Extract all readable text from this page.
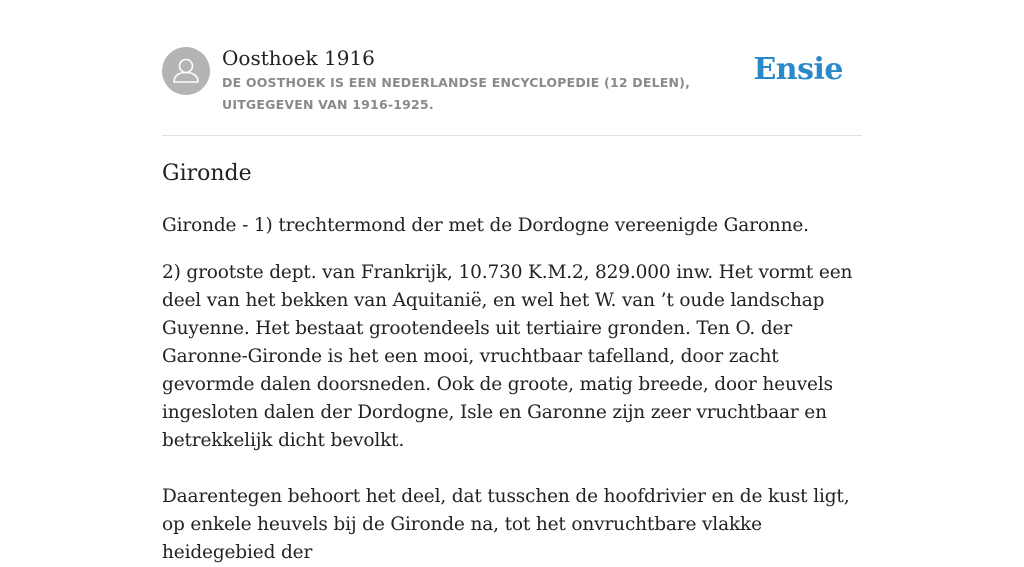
Oosthoek 1916
DE OOSTHOEK IS EEN NEDERLANDSE ENCYCLOPEDIE (12 DELEN), UITGEGEVEN VAN 1916-1925.
Ensie
Gironde

Gironde - 1) trechtermond der met de Dordogne vereenigde Garonne.

2) grootste dept. van Frankrijk, 10.730 K.M.2, 829.000 inw. Het vormt een deel van het bekken van Aquitanië, en wel het W. van ’t oude landschap Guyenne. Het bestaat grootendeels uit tertiaire gronden. Ten O. der Garonne-Gironde is het een mooi, vruchtbaar tafelland, door zacht gevormde dalen doorsneden. Ook de groote, matig breede, door heuvels ingesloten dalen der Dordogne, Isle en Garonne zijn zeer vruchtbaar en betrekkelijk dicht bevolkt.

Daarentegen behoort het deel, dat tusschen de hoofdrivier en de kust ligt, op enkele heuvels bij de Gironde na, tot het onvruchtbare vlakke heidegebied der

§ **TASK DESCRIPTION**:
Gather from the records above every line containing the string "Garonne".

§ **EXERCISE OUTPUT**:
Gironde - 1) trechtermond der met de Dordogne vereenigde Garonne.
2) grootste dept. van Frankrijk, 10.730 K.M.2, 829.000 inw. Het vormt een deel van het bekken van Aquitanië, en wel het W. van ’t oude landschap Guyenne. Het bestaat grootendeels uit tertiaire gronden. Ten O. der Garonne-Gironde is het een mooi, vruchtbaar tafelland, door zacht gevormde dalen doorsneden. Ook de groote, matig breede, door heuvels ingesloten dalen der Dordogne, Isle en Garonne zijn zeer vruchtbaar en betrekkelijk dicht bevolkt.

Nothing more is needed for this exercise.